[start of TEXT PASSAGE]

From NPR News, this is All Things Considered. I'm Michele Norris.

(Soundbite of music)

NORRIS: It's time for our weekly technology segment, All Tech Considered. Last week, we talked gaming and took you to a bar where the band plugs into an Xbox. This week, we watch a little TV, on the computer. And since we're talking tech, I need to check in with our tech guru, Omar Gallaga. Omar, happy new year.

Mr. OMAR GALLAGA (Technology Reporter, Austin American-Statesman): Hi, Michele. Happy new year to you.

NORRIS: So we're talking about TV on the computer. This is not exactly a new idea. My colleague, Robert Siegel, reported on it in the summer of 2007, quite a while ago. But a lot has changed since then.

Mr. GALLAGA: Right, well, you know, I'm a big TV junkie. Full disclosure, when I'm not talking to you or writing for the Austin American-Statesman, I actually also write for the Web site Television Without Pity, which is owned by NBC. It seems like - kind of like with the music industry, there has been this push and pull between TV networks and the Web. Whenever certain videos would pop up on YouTube, they'd file an injunction or try to get it off the Web. More recently, they've really come to embrace the Internet and gotten a lot more content online where people can view shows whenever they want to.

NORRIS: It seems that they're actually pushing people online. I mean, I remember during the presidential race, it seemed that clips of Tina Fey doing her Sarah Palin impersonation were everywhere.

[end of TEXT PASSAGE]

● **REQUIREMENTS**:
[1] In the transcript, what website does Omar Gallaga also write for?
[2] Please copy the transcript from "From NPR News, this" up to and including "changed since then.".
[3] Translate this sentence from the transcript into Spanish: "Last week, we talked gaming and took you to a bar where the band plugs into an Xbox."

[start of RECORDED DATA]

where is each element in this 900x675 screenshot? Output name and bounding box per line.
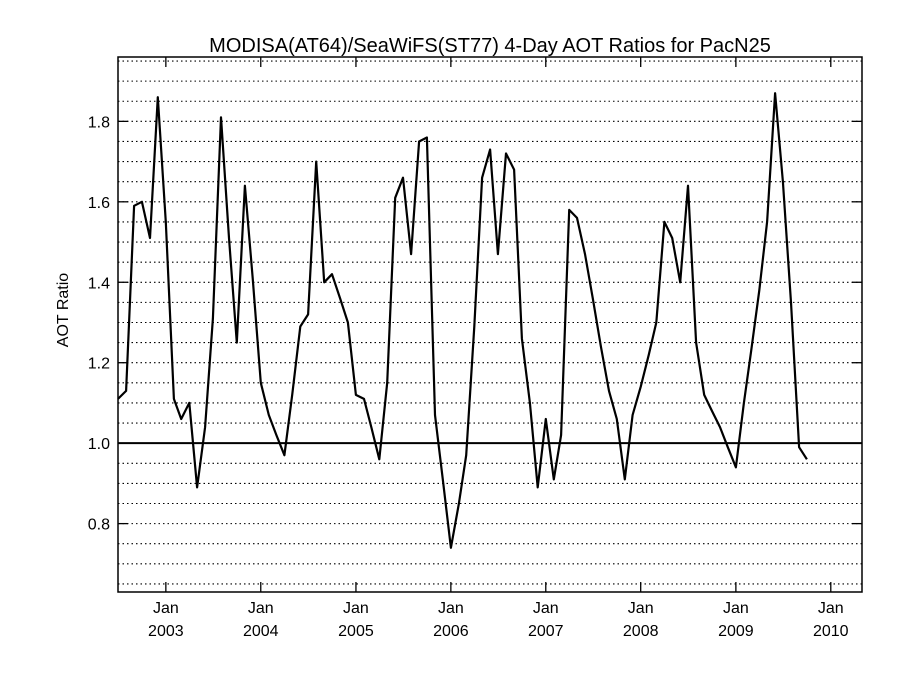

[end of RECORDED DATA]

● **ANSWER SET**:
[1] Television Without Pity

[2]
From NPR News, this is All Things Considered. I'm Michele Norris.

(Soundbite of music)

NORRIS: It's time for our weekly technology segment, All Tech Considered. Last week, we talked gaming and took you to a bar where the band plugs into an Xbox. This week, we watch a little TV, on the computer. And since we're talking tech, I need to check in with our tech guru, Omar Gallaga. Omar, happy new year.

Mr. OMAR GALLAGA (Technology Reporter, Austin American-Statesman): Hi, Michele. Happy new year to you.

NORRIS: So we're talking about TV on the computer. This is not exactly a new idea. My colleague, Robert Siegel, reported on it in the summer of 2007, quite a while ago. But a lot has changed since then.

[3] La semana pasada hablamos de videojuegos y los llevamos a un bar donde la banda se conecta a una Xbox.